» **DO THIS**
Copy out every line of the records where the string "أداة" occurs.

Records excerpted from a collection
____
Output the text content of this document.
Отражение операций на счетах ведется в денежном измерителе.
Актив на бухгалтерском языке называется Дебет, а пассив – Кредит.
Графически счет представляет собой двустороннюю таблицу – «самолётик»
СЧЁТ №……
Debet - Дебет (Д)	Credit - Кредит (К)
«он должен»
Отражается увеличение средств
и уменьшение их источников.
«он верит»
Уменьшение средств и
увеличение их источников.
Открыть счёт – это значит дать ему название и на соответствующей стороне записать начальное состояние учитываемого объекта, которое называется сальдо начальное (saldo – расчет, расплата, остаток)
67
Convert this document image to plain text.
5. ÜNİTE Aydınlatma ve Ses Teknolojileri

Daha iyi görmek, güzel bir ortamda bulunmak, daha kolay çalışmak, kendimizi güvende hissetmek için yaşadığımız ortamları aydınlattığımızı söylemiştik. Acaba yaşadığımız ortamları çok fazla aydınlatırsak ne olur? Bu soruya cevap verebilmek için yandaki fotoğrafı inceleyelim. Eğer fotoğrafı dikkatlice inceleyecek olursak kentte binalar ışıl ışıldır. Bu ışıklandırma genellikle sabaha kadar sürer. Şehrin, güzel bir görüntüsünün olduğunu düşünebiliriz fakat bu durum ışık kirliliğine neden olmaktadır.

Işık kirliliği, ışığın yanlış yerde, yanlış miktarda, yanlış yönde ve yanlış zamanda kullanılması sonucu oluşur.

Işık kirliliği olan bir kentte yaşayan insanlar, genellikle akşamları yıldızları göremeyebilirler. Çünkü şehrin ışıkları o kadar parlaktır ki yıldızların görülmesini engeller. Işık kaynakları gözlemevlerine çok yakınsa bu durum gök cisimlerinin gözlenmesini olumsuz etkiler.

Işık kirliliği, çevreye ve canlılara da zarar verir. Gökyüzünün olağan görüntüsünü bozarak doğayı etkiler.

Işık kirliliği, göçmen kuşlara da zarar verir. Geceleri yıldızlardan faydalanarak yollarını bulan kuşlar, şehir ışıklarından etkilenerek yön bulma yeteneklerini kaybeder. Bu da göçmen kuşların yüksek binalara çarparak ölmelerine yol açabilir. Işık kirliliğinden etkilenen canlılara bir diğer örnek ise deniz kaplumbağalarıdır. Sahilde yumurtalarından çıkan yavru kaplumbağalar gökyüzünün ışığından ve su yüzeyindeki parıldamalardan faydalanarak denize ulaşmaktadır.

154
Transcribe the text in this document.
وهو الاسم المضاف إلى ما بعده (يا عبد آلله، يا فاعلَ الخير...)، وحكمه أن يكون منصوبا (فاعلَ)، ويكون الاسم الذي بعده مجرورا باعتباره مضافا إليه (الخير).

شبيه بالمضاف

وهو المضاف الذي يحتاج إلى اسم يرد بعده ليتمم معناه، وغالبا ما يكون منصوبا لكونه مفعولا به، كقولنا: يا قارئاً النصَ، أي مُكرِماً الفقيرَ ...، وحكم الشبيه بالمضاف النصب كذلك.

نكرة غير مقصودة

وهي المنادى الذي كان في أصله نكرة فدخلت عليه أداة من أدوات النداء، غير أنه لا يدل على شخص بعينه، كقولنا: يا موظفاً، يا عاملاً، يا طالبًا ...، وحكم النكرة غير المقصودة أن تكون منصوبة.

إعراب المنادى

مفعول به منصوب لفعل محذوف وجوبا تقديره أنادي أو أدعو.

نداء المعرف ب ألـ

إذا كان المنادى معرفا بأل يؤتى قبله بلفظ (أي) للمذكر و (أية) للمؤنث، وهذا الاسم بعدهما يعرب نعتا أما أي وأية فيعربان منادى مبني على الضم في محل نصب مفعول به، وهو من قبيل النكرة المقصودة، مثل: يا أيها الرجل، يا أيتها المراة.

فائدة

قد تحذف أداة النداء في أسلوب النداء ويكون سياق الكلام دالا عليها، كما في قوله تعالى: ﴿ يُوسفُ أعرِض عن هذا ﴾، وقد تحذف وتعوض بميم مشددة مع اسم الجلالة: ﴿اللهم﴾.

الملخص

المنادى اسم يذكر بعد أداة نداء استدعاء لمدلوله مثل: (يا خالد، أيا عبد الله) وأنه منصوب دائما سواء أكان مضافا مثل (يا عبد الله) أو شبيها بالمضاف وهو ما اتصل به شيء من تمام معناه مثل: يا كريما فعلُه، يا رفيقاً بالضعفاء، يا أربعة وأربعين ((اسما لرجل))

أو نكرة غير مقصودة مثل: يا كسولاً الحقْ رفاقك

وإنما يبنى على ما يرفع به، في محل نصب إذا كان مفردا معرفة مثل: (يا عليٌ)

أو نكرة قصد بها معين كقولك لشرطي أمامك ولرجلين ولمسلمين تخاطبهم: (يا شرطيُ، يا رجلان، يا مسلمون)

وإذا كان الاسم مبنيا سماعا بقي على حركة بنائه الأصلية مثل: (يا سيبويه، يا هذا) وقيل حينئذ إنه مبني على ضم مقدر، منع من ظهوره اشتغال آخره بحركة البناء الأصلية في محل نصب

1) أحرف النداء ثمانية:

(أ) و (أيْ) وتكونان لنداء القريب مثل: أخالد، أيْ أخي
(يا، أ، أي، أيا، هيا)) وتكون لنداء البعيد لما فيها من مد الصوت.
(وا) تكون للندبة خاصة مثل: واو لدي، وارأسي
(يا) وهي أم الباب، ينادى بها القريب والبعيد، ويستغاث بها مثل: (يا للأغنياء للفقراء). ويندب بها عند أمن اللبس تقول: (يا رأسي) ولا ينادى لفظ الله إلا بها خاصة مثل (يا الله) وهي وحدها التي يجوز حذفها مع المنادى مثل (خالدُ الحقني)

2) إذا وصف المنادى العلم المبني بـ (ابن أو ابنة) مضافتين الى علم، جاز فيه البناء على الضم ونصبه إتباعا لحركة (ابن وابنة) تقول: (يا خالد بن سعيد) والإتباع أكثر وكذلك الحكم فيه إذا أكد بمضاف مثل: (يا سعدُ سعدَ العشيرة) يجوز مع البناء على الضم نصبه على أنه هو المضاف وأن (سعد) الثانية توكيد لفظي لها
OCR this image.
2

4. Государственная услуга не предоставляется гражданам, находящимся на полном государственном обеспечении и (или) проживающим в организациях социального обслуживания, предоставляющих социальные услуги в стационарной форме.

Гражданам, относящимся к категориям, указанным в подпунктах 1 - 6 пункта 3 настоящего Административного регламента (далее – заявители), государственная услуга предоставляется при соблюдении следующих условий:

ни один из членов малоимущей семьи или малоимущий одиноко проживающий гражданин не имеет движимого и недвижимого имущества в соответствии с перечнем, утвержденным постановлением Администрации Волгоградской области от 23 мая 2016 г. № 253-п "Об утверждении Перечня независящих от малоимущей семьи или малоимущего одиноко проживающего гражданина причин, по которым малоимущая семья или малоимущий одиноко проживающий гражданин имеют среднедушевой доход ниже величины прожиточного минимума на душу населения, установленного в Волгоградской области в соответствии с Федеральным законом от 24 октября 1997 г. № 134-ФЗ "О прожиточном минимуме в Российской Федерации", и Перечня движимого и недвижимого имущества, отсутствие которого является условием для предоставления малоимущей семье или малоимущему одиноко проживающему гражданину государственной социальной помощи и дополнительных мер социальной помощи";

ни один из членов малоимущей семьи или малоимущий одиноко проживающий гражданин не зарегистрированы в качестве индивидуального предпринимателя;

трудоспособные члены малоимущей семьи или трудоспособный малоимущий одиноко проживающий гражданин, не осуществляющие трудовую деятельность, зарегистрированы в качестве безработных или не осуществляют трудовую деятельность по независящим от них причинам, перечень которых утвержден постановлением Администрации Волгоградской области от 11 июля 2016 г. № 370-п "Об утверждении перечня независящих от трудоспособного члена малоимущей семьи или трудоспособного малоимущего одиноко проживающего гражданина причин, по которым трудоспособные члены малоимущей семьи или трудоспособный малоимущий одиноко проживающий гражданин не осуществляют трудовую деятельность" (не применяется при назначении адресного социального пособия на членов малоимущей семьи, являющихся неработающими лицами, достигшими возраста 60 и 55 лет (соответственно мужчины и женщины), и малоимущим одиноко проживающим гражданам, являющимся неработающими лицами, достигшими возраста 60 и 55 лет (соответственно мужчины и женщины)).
____
» **RESPONSE TO THIS TASK**
وهي المنادى الذي كان في أصله نكرة فدخلت عليه أداة من أدوات النداء، غير أنه لا يدل على شخص بعينه، كقولنا: يا موظفاً، يا عاملاً، يا طالبًا ...، وحكم النكرة غير المقصودة أن تكون منصوبة.
قد تحذف أداة النداء في أسلوب النداء ويكون سياق الكلام دالا عليها، كما في قوله تعالى: ﴿ يُوسفُ أعرِض عن هذا ﴾، وقد تحذف وتعوض بميم مشددة مع اسم الجلالة: ﴿اللهم﴾.
المنادى اسم يذكر بعد أداة نداء استدعاء لمدلوله مثل: (يا خالد، أيا عبد الله) وأنه منصوب دائما سواء أكان مضافا مثل (يا عبد الله) أو شبيها بالمضاف وهو ما اتصل به شيء من تمام معناه مثل: يا كريما فعلُه، يا رفيقاً بالضعفاء، يا أربعة وأربعين ((اسما لرجل))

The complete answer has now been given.